DIRECTION: Extract the complete data exactly as given.
══ EXTRACTED ENTRIES
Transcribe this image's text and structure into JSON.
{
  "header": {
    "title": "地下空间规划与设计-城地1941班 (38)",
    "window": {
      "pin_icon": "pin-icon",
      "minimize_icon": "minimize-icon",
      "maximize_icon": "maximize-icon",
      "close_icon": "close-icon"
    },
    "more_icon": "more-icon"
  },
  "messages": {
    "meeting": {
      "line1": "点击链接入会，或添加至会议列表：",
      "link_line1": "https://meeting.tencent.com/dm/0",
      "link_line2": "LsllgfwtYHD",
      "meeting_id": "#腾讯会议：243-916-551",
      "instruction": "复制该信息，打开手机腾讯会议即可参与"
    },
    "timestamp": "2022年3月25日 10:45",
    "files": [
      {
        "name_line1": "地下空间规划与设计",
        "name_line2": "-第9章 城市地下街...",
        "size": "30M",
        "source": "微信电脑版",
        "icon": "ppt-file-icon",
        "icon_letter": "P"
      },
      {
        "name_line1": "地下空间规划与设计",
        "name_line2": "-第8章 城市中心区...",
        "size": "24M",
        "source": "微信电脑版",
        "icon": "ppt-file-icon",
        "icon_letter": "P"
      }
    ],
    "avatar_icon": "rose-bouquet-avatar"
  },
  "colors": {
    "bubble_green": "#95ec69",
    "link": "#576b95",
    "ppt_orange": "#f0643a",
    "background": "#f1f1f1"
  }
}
════
EXERCISE RESPONSE:
Transcribe this image's text and structure into JSON.
{
  "header": {
    "title": "地下空间规划与设计-城地1941班 (38)",
    "window": {
      "pin_icon": "pin-icon",
      "minimize_icon": "minimize-icon",
      "maximize_icon": "maximize-icon",
      "close_icon": "close-icon"
    },
    "more_icon": "more-icon"
  },
  "messages": {
    "meeting": {
      "line1": "点击链接入会，或添加至会议列表：",
      "link_line1": "https://meeting.tencent.com/dm/0",
      "link_line2": "LsllgfwtYHD",
      "meeting_id": "#腾讯会议：243-916-551",
      "instruction": "复制该信息，打开手机腾讯会议即可参与"
    },
    "timestamp": "2022年3月25日 10:45",
    "files": [
      {
        "name_line1": "地下空间规划与设计",
        "name_line2": "-第9章 城市地下街...",
        "size": "30M",
        "source": "微信电脑版",
        "icon": "ppt-file-icon",
        "icon_letter": "P"
      },
      {
        "name_line1": "地下空间规划与设计",
        "name_line2": "-第8章 城市中心区...",
        "size": "24M",
        "source": "微信电脑版",
        "icon": "ppt-file-icon",
        "icon_letter": "P"
      }
    ],
    "avatar_icon": "rose-bouquet-avatar"
  },
  "colors": {
    "bubble_green": "#95ec69",
    "link": "#576b95",
    "ppt_orange": "#f0643a",
    "background": "#f1f1f1"
  }
}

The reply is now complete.